◆ GIVEN EXERCISE
Copy nothing but the text: repeat each entry exactly and drop the images.

◆ TASK INPUT
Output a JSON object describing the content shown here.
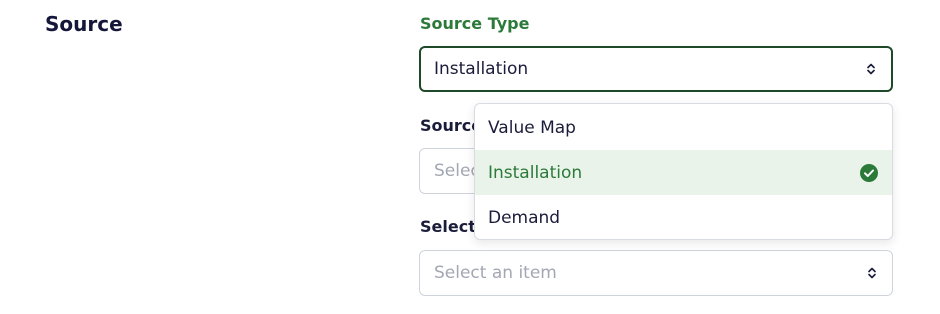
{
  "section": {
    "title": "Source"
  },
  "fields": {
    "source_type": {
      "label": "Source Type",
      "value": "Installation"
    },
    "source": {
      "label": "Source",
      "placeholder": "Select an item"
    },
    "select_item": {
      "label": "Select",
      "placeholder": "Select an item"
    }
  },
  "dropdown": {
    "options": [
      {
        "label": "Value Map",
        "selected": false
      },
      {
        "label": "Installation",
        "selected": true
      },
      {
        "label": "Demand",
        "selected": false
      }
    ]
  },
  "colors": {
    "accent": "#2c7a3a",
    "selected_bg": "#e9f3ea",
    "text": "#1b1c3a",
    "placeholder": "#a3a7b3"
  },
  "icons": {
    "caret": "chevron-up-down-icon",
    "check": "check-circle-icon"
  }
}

◆ RESPONSE FOR THIS EXERCISE
Output a JSON object describing the content shown here.
{
  "section": {
    "title": "Source"
  },
  "fields": {
    "source_type": {
      "label": "Source Type",
      "value": "Installation"
    },
    "source": {
      "label": "Source",
      "placeholder": "Select an item"
    },
    "select_item": {
      "label": "Select",
      "placeholder": "Select an item"
    }
  },
  "dropdown": {
    "options": [
      {
        "label": "Value Map",
        "selected": false
      },
      {
        "label": "Installation",
        "selected": true
      },
      {
        "label": "Demand",
        "selected": false
      }
    ]
  },
  "colors": {
    "accent": "#2c7a3a",
    "selected_bg": "#e9f3ea",
    "text": "#1b1c3a",
    "placeholder": "#a3a7b3"
  },
  "icons": {
    "caret": "chevron-up-down-icon",
    "check": "check-circle-icon"
  }
}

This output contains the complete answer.